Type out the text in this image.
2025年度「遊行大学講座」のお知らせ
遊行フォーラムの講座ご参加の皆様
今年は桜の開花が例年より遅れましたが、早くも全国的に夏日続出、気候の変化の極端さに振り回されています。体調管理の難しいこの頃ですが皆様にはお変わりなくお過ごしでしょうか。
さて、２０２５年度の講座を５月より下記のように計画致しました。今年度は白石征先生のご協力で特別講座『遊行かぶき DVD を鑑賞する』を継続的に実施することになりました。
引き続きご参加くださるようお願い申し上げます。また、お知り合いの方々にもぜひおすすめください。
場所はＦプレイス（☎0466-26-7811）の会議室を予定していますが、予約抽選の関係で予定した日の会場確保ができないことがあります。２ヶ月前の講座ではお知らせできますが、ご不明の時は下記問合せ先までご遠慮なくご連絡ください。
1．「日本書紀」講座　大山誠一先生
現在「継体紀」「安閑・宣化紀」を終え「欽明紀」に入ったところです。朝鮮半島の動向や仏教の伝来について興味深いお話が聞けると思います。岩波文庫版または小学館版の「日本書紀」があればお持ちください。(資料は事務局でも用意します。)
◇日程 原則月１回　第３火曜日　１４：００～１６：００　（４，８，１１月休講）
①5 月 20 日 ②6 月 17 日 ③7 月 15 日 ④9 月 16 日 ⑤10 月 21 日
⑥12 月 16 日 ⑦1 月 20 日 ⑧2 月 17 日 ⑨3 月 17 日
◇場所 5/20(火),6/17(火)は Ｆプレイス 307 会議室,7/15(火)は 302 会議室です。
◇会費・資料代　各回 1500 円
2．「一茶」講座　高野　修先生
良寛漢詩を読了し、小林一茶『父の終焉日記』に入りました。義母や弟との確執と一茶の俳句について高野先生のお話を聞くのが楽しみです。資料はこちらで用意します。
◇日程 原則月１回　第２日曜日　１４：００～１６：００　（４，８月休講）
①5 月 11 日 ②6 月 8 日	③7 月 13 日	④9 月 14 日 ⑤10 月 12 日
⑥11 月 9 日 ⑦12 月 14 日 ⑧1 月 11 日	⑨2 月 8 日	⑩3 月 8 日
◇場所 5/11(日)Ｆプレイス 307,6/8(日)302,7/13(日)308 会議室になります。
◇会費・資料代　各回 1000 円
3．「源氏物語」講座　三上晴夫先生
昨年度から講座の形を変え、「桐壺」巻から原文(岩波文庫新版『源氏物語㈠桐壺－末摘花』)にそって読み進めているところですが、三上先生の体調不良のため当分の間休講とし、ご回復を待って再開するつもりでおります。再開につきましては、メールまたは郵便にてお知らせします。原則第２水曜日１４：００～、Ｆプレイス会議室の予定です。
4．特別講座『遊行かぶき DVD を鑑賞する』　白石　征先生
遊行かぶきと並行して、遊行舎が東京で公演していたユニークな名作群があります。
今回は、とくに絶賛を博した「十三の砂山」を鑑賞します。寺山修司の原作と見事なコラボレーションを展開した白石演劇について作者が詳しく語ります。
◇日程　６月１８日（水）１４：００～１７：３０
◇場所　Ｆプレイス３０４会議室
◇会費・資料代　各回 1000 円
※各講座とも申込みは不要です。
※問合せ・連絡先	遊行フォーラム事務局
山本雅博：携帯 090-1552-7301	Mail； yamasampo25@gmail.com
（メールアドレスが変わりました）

──────────

> What is being asked: Exactly as shown, repeat every record.

> The solution:
Type out the text in this image.
2025年度「遊行大学講座」のお知らせ
遊行フォーラムの講座ご参加の皆様
今年は桜の開花が例年より遅れましたが、早くも全国的に夏日続出、気候の変化の極端さに振り回されています。体調管理の難しいこの頃ですが皆様にはお変わりなくお過ごしでしょうか。
さて、２０２５年度の講座を５月より下記のように計画致しました。今年度は白石征先生のご協力で特別講座『遊行かぶき DVD を鑑賞する』を継続的に実施することになりました。
引き続きご参加くださるようお願い申し上げます。また、お知り合いの方々にもぜひおすすめください。
場所はＦプレイス（☎0466-26-7811）の会議室を予定していますが、予約抽選の関係で予定した日の会場確保ができないことがあります。２ヶ月前の講座ではお知らせできますが、ご不明の時は下記問合せ先までご遠慮なくご連絡ください。
1．「日本書紀」講座　大山誠一先生
現在「継体紀」「安閑・宣化紀」を終え「欽明紀」に入ったところです。朝鮮半島の動向や仏教の伝来について興味深いお話が聞けると思います。岩波文庫版または小学館版の「日本書紀」があればお持ちください。(資料は事務局でも用意します。)
◇日程 原則月１回　第３火曜日　１４：００～１６：００　（４，８，１１月休講）
①5 月 20 日 ②6 月 17 日 ③7 月 15 日 ④9 月 16 日 ⑤10 月 21 日
⑥12 月 16 日 ⑦1 月 20 日 ⑧2 月 17 日 ⑨3 月 17 日
◇場所 5/20(火),6/17(火)は Ｆプレイス 307 会議室,7/15(火)は 302 会議室です。
◇会費・資料代　各回 1500 円
2．「一茶」講座　高野　修先生
良寛漢詩を読了し、小林一茶『父の終焉日記』に入りました。義母や弟との確執と一茶の俳句について高野先生のお話を聞くのが楽しみです。資料はこちらで用意します。
◇日程 原則月１回　第２日曜日　１４：００～１６：００　（４，８月休講）
①5 月 11 日 ②6 月 8 日	③7 月 13 日	④9 月 14 日 ⑤10 月 12 日
⑥11 月 9 日 ⑦12 月 14 日 ⑧1 月 11 日	⑨2 月 8 日	⑩3 月 8 日
◇場所 5/11(日)Ｆプレイス 307,6/8(日)302,7/13(日)308 会議室になります。
◇会費・資料代　各回 1000 円
3．「源氏物語」講座　三上晴夫先生
昨年度から講座の形を変え、「桐壺」巻から原文(岩波文庫新版『源氏物語㈠桐壺－末摘花』)にそって読み進めているところですが、三上先生の体調不良のため当分の間休講とし、ご回復を待って再開するつもりでおります。再開につきましては、メールまたは郵便にてお知らせします。原則第２水曜日１４：００～、Ｆプレイス会議室の予定です。
4．特別講座『遊行かぶき DVD を鑑賞する』　白石　征先生
遊行かぶきと並行して、遊行舎が東京で公演していたユニークな名作群があります。
今回は、とくに絶賛を博した「十三の砂山」を鑑賞します。寺山修司の原作と見事なコラボレーションを展開した白石演劇について作者が詳しく語ります。
◇日程　６月１８日（水）１４：００～１７：３０
◇場所　Ｆプレイス３０４会議室
◇会費・資料代　各回 1000 円
※各講座とも申込みは不要です。
※問合せ・連絡先	遊行フォーラム事務局
山本雅博：携帯 090-1552-7301	Mail； yamasampo25@gmail.com
（メールアドレスが変わりました）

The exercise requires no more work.